■ Task instructions: Beginning with the line that contains "Read this page and output its text content.", extract each line through the end of the listing below, with no additions or omissions.

++++ Dataset rows ++++

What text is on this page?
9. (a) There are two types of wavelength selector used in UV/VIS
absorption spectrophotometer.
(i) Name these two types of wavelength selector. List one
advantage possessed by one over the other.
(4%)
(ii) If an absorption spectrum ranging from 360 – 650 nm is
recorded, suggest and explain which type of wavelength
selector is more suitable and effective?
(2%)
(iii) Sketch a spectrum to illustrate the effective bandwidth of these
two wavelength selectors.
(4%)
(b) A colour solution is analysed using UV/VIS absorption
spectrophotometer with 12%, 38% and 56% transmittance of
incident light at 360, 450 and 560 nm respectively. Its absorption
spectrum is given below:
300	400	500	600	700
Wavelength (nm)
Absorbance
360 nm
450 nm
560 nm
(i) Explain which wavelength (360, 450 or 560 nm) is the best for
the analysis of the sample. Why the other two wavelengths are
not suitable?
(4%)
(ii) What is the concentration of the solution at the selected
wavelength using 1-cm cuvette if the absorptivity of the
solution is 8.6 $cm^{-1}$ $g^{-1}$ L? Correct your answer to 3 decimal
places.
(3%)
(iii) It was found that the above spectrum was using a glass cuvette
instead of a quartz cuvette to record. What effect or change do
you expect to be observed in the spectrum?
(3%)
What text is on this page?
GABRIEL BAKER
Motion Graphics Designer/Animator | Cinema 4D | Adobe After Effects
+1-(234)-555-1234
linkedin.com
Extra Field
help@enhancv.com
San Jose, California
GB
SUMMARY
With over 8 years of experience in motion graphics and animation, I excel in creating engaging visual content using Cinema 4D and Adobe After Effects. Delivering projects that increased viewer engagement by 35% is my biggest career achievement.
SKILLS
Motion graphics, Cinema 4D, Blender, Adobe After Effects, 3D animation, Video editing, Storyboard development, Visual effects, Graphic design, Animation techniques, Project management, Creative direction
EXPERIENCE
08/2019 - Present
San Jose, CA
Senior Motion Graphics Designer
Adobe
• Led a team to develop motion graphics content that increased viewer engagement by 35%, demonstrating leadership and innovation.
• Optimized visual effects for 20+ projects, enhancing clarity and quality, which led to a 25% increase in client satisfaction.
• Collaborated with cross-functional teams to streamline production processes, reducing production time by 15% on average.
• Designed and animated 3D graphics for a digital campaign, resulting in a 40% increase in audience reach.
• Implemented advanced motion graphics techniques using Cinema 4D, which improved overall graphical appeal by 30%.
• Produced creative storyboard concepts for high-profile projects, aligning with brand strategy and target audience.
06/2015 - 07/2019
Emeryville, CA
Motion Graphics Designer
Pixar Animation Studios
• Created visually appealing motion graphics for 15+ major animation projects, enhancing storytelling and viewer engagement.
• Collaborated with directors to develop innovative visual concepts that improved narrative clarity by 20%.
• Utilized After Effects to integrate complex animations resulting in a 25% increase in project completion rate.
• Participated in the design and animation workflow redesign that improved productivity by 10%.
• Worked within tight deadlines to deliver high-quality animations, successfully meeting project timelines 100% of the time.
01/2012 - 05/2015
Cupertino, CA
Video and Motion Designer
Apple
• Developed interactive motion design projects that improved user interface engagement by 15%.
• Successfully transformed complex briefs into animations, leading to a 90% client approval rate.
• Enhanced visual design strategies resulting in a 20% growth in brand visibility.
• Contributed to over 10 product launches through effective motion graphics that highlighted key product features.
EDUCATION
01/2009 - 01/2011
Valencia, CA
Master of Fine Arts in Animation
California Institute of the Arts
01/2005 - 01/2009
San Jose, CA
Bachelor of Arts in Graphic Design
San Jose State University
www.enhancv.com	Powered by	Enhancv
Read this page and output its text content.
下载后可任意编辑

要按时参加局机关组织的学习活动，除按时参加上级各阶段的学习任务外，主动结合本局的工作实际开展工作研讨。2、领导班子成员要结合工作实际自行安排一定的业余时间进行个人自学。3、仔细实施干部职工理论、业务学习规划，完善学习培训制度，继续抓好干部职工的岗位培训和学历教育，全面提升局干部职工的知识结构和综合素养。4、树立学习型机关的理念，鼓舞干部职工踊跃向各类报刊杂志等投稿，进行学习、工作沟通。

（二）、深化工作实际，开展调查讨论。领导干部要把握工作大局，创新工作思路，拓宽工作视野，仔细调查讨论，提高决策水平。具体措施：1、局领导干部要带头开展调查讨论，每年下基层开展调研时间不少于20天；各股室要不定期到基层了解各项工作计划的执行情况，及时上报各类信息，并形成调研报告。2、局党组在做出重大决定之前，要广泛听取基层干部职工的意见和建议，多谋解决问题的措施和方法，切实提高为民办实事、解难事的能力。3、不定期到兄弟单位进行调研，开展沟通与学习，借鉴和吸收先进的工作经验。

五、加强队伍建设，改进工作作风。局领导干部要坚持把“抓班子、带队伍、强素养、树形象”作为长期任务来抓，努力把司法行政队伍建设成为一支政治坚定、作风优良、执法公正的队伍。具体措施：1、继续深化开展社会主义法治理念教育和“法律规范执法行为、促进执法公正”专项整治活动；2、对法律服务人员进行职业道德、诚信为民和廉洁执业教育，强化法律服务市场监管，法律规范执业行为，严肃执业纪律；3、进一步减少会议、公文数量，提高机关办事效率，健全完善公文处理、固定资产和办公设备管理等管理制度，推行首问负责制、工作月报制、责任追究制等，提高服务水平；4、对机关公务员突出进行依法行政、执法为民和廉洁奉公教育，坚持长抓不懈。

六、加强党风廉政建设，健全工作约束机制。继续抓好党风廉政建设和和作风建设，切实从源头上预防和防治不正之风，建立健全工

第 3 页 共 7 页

++++

■ Reply to the task:
Read this page and output its text content.
下载后可任意编辑

要按时参加局机关组织的学习活动，除按时参加上级各阶段的学习任务外，主动结合本局的工作实际开展工作研讨。2、领导班子成员要结合工作实际自行安排一定的业余时间进行个人自学。3、仔细实施干部职工理论、业务学习规划，完善学习培训制度，继续抓好干部职工的岗位培训和学历教育，全面提升局干部职工的知识结构和综合素养。4、树立学习型机关的理念，鼓舞干部职工踊跃向各类报刊杂志等投稿，进行学习、工作沟通。

（二）、深化工作实际，开展调查讨论。领导干部要把握工作大局，创新工作思路，拓宽工作视野，仔细调查讨论，提高决策水平。具体措施：1、局领导干部要带头开展调查讨论，每年下基层开展调研时间不少于20天；各股室要不定期到基层了解各项工作计划的执行情况，及时上报各类信息，并形成调研报告。2、局党组在做出重大决定之前，要广泛听取基层干部职工的意见和建议，多谋解决问题的措施和方法，切实提高为民办实事、解难事的能力。3、不定期到兄弟单位进行调研，开展沟通与学习，借鉴和吸收先进的工作经验。

五、加强队伍建设，改进工作作风。局领导干部要坚持把“抓班子、带队伍、强素养、树形象”作为长期任务来抓，努力把司法行政队伍建设成为一支政治坚定、作风优良、执法公正的队伍。具体措施：1、继续深化开展社会主义法治理念教育和“法律规范执法行为、促进执法公正”专项整治活动；2、对法律服务人员进行职业道德、诚信为民和廉洁执业教育，强化法律服务市场监管，法律规范执业行为，严肃执业纪律；3、进一步减少会议、公文数量，提高机关办事效率，健全完善公文处理、固定资产和办公设备管理等管理制度，推行首问负责制、工作月报制、责任追究制等，提高服务水平；4、对机关公务员突出进行依法行政、执法为民和廉洁奉公教育，坚持长抓不懈。

六、加强党风廉政建设，健全工作约束机制。继续抓好党风廉政建设和和作风建设，切实从源头上预防和防治不正之风，建立健全工

第 3 页 共 7 页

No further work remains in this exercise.